DOCUMENT EXTRACT:
4.3 Quantitative chemistry

Chemists use quantitative analysis to determine the formulae of compounds and the equations for reactions. Given this information, analysts can then use quantitative methods to determine the purity of chemical samples and to monitor the yield from chemical reactions.

Chemical reactions can be classified in various ways. Identifying different types of chemical reaction allows chemists to make sense of how different chemicals react together, to establish patterns and to make predictions about the behaviour of other chemicals. Chemical equations provide a means of representing chemical reactions and are a key way for chemists to communicate chemical ideas.

4.3.1 Chemical measurements, conservation of mass and the quantitative interpretation of chemical equations

4.3.1.1 Conservation of mass and balanced chemical equations

Content

Key opportunities for skills development

The law of conservation of mass states that no atoms are lost or made during a chemical reaction so the mass of the products equals the mass of the reactants.

This means that chemical reactions can be represented by symbol equations which are balanced in terms of the numbers of atoms of each element involved on both sides of the equation.

Students should understand the use of the multipliers in equations in normal script before a formula and in subscript within a formula.

WS 1.2

4.3.1.2 Relative formula mass

Content

Key opportunities for skills development

The relative formula mass ( M r ) of a compound is the sum of the relative atomic masses of the atoms in the numbers shown in the formula.

In a balanced chemical equation, the sum of the relative formula masses of the reactants in the quantities shown equals the sum of the relative formula masses of the products in the quantities shown.

EXERCISE DIRECTIONS: Please list every numbered section heading in the quantitative chemistry extract above, each with its number.

RECORD LIST:
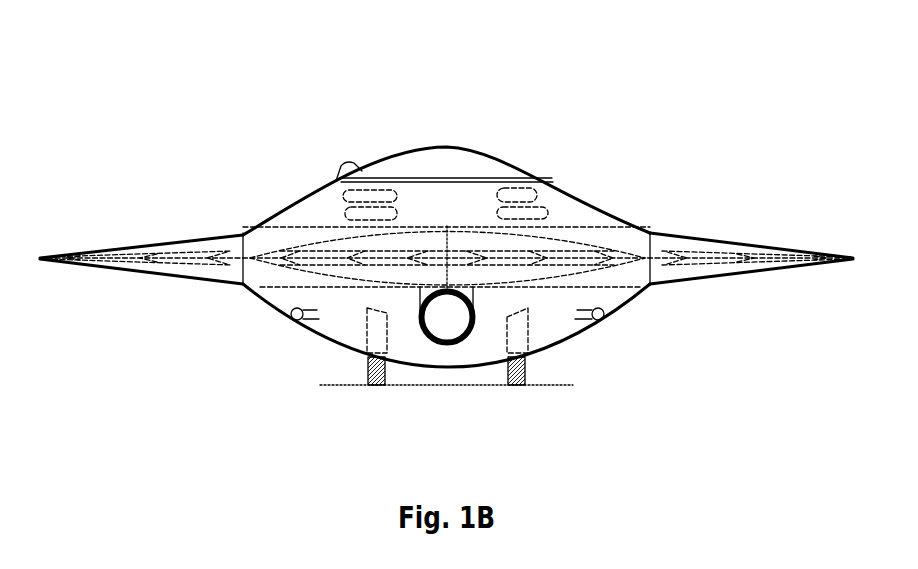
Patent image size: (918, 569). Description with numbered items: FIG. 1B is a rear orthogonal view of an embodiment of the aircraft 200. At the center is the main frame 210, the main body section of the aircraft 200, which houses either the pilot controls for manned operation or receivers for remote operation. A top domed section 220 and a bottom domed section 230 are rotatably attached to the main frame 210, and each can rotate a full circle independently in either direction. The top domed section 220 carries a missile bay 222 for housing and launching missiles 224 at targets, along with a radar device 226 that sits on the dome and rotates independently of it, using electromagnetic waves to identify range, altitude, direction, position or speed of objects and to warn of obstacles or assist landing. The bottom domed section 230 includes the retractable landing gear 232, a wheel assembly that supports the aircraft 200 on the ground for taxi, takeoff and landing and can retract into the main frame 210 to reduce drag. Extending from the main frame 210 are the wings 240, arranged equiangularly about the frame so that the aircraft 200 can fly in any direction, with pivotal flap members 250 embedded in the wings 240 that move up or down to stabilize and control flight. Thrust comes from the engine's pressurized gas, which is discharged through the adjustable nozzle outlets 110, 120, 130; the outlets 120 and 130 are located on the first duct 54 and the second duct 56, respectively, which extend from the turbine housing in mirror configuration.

The aircraft 200 is at (247, 120).
The main frame 210 is at (623, 243).
The top domed section 220 is at (487, 149).
The missile bay 222 is at (287, 213).
The missiles 224 is at (541, 213).
The radar device 226 is at (338, 164).
The bottom domed section 230 is at (350, 341).
The retractable landing gear 232 is at (527, 375).
The wings 240 is at (167, 243).
The pivotal flap members 250 is at (787, 250).
The nozzle/outlet 110 is at (550, 328).
The nozzle/outlet 120 is at (607, 313).
The nozzle/outlet 130 is at (291, 313).
The first duct 54 is at (292, 321).
The second duct 56 is at (583, 322).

RESPONSE FOR THIS EXERCISE:
4.3 Quantitative chemistry
4.3.1 Chemical measurements, conservation of mass and the quantitative interpretation of chemical equations
4.3.1.1 Conservation of mass and balanced chemical equations
4.3.1.2 Relative formula mass